━━━━━ Tekstfragment ━━━━━

Er vindt nog een belangrijke gebeurtenis plaats aan het einde van die duizend jaar, nl. de tweede opstanding!
Openbaring 20:5: “De rest van de doden werd pas weer levend na die duizend jaar.” Ontelbare goddelozen zullen opstaan. Openbaring 20:8 zegt: “ Een menigte zo talrijk als het zand van de zee.” Satan verzamelt hen van over de hele aarde in een enorm leger.
Op datzelfde tijdstip komt het nieuwe Jeruzalem met Christus en de heiligen op aarde. Johannes zag de heilige stad uit de hemel naar beneden komen, bij God vandaan. Hij hoorde een luide stem vanaf de troon zeggen: “Gods woonplaats is nu bij de mensen, Hij zal bij hen wonen” (Openbaring 21:2,3). Deze stad wordt het doelwit van Satans woede. Dit is de laatste aardse strijd! De legers van de hel bestormen de stad uit de hemel.
“Maar er kwam vuur uit de hemel dat hen verteerde.” ( Openbaring 20:9) De strijd is voorbij! “Het graf en het dodenrijk werden in de poel van vuur gegooid. Dat is de tweede dood.” (Openbaring 20:14). Als iemand niet blijkt ingeschreven te zijn in het levensboek, wordt hij in de poel van vuur geworpen (vers 12,13). Hier zien we het laatste drama van de aarde, een opwekking die niet blijvend is. Een opwekking uit de dood die zal leiden tot de eeuwige dood. Het is bijna onmogelijk om een idee te krijgen van zo’n besef van verlies.

━━━━━ Getoonde gegevens ━━━━━

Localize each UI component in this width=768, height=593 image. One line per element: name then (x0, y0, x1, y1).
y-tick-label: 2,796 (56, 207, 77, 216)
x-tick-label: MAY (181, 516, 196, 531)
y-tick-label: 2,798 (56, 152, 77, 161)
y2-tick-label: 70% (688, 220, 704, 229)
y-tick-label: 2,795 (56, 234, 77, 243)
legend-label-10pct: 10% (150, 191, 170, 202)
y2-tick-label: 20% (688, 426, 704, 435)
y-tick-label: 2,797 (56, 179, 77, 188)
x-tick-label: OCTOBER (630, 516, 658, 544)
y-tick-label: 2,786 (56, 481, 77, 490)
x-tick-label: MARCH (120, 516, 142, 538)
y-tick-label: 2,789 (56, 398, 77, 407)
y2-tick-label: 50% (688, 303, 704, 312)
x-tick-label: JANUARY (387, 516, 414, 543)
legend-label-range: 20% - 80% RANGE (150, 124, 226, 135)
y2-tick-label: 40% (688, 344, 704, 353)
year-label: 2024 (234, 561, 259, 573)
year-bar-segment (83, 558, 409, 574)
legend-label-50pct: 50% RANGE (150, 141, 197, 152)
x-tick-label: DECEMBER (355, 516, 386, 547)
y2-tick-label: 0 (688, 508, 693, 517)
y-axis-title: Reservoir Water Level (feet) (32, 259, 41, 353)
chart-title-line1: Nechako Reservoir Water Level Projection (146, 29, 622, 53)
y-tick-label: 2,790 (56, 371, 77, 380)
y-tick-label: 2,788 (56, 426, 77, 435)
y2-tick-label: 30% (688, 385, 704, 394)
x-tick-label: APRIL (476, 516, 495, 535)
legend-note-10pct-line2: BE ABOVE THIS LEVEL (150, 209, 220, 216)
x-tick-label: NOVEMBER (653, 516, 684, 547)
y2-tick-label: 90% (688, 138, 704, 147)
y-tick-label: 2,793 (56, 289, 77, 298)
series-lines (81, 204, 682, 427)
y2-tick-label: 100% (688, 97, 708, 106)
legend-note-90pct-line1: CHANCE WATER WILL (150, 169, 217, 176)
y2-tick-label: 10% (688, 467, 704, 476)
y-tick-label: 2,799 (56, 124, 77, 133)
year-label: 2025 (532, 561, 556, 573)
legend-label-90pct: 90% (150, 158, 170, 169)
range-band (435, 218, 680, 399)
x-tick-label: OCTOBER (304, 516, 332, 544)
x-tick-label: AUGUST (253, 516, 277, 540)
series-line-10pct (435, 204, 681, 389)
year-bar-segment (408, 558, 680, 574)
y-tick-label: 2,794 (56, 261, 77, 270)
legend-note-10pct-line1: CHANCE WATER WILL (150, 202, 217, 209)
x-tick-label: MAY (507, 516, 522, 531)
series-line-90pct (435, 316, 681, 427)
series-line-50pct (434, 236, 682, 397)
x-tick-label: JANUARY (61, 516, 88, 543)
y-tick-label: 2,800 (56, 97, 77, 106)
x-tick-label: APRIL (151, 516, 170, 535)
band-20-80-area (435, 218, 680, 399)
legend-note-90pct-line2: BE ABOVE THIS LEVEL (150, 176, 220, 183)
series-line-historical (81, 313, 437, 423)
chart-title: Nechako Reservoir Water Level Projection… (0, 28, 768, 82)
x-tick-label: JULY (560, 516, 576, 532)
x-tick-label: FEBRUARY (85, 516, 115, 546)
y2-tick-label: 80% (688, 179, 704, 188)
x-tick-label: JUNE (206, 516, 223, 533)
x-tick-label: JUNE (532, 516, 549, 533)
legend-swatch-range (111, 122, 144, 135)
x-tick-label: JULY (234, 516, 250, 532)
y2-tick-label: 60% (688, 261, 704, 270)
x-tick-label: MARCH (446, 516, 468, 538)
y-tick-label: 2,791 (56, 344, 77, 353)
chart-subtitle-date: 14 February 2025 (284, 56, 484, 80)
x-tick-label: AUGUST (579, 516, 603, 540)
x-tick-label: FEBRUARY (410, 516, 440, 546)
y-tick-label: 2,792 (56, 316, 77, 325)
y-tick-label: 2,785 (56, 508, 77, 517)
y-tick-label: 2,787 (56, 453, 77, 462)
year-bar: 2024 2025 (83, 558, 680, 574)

━━━━━

:: Uit te voeren opdrachten ::
**a.** Noem alle bijbelverwijzingen in de passage over de tweede opstanding die met het woord "Openbaring" beginnen, met hoofdstuk en vers zoals ze in de passage staan.
**b.** Vervang in de passage over de tweede opstanding "duizend jaar" door "duizend jaren" en schrijf daarbij alles van "Er vindt nog" tot en met "een enorm leger." opnieuw uit.

:: Oplossingen per opdracht ::
**a.** Openbaring 20:5; Openbaring 20:8; Openbaring 21:2,3; Openbaring 20:9; Openbaring 20:14

**b.**
Er vindt nog een belangrijke gebeurtenis plaats aan het einde van die duizend jaren, nl. de tweede opstanding!
Openbaring 20:5: “De rest van de doden werd pas weer levend na die duizend jaren.” Ontelbare goddelozen zullen opstaan. Openbaring 20:8 zegt: “ Een menigte zo talrijk als het zand van de zee.” Satan verzamelt hen van over de hele aarde in een enorm leger.